* **WRITTEN PROBLEM**: Return all of the data exactly, with nothing left out but the pictures.

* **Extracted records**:
** BEGIN **

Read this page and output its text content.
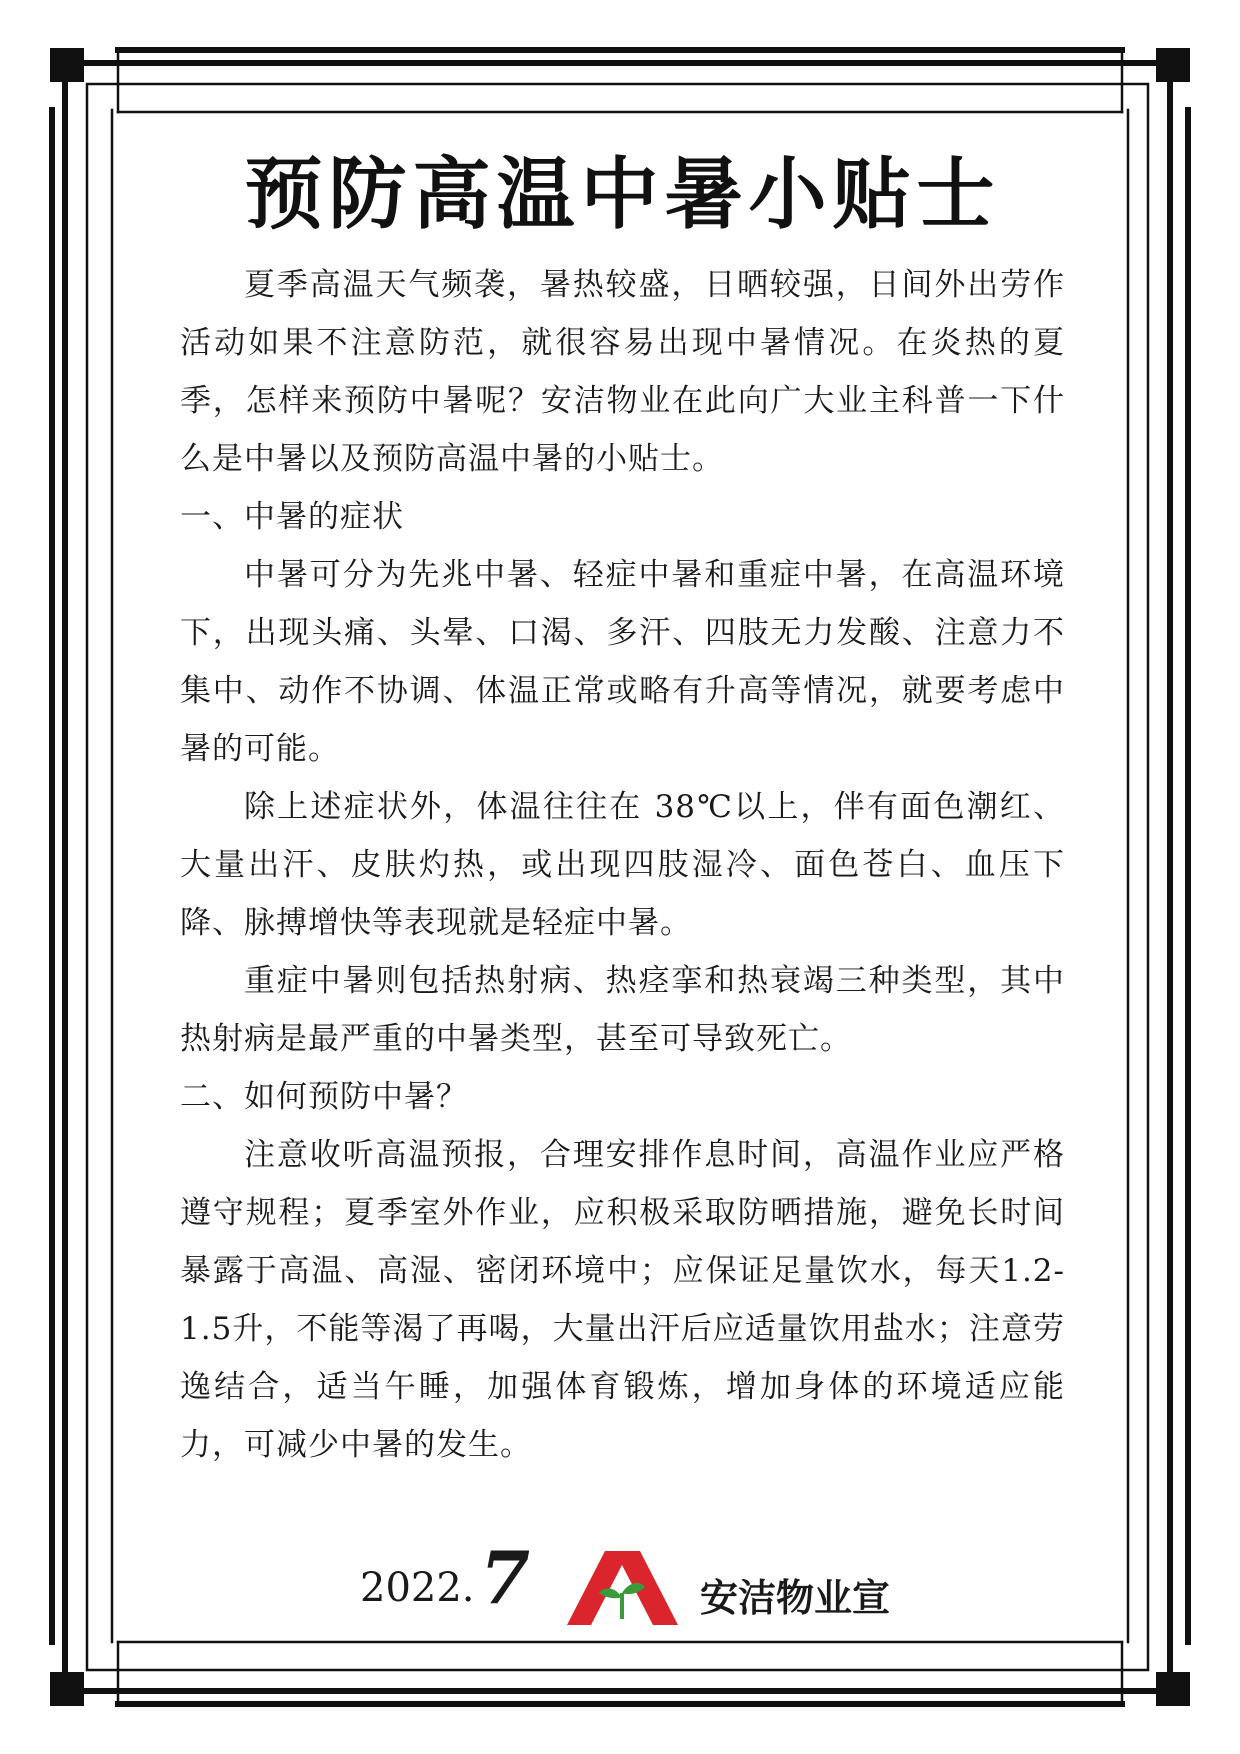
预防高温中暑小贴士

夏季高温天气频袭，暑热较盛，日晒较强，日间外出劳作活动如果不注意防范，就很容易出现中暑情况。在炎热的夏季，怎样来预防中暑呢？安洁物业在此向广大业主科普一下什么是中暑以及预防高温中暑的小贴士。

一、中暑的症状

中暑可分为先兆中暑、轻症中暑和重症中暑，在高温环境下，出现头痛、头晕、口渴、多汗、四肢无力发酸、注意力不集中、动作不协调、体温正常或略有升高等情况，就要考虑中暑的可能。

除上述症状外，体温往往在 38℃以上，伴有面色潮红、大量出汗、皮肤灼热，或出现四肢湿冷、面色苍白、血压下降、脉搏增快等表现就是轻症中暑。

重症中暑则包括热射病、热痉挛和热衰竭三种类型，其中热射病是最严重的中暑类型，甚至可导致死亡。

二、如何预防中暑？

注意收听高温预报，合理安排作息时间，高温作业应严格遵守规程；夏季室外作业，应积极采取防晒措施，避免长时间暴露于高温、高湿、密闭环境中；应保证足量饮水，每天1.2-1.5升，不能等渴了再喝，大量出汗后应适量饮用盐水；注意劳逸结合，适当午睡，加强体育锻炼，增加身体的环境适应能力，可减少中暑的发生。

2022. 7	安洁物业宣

** END **

* **TASK SOLUTION**:
Read this page and output its text content.
预防高温中暑小贴士

夏季高温天气频袭，暑热较盛，日晒较强，日间外出劳作活动如果不注意防范，就很容易出现中暑情况。在炎热的夏季，怎样来预防中暑呢？安洁物业在此向广大业主科普一下什么是中暑以及预防高温中暑的小贴士。

一、中暑的症状

中暑可分为先兆中暑、轻症中暑和重症中暑，在高温环境下，出现头痛、头晕、口渴、多汗、四肢无力发酸、注意力不集中、动作不协调、体温正常或略有升高等情况，就要考虑中暑的可能。

除上述症状外，体温往往在 38℃以上，伴有面色潮红、大量出汗、皮肤灼热，或出现四肢湿冷、面色苍白、血压下降、脉搏增快等表现就是轻症中暑。

重症中暑则包括热射病、热痉挛和热衰竭三种类型，其中热射病是最严重的中暑类型，甚至可导致死亡。

二、如何预防中暑？

注意收听高温预报，合理安排作息时间，高温作业应严格遵守规程；夏季室外作业，应积极采取防晒措施，避免长时间暴露于高温、高湿、密闭环境中；应保证足量饮水，每天1.2-1.5升，不能等渴了再喝，大量出汗后应适量饮用盐水；注意劳逸结合，适当午睡，加强体育锻炼，增加身体的环境适应能力，可减少中暑的发生。

2022. 7	安洁物业宣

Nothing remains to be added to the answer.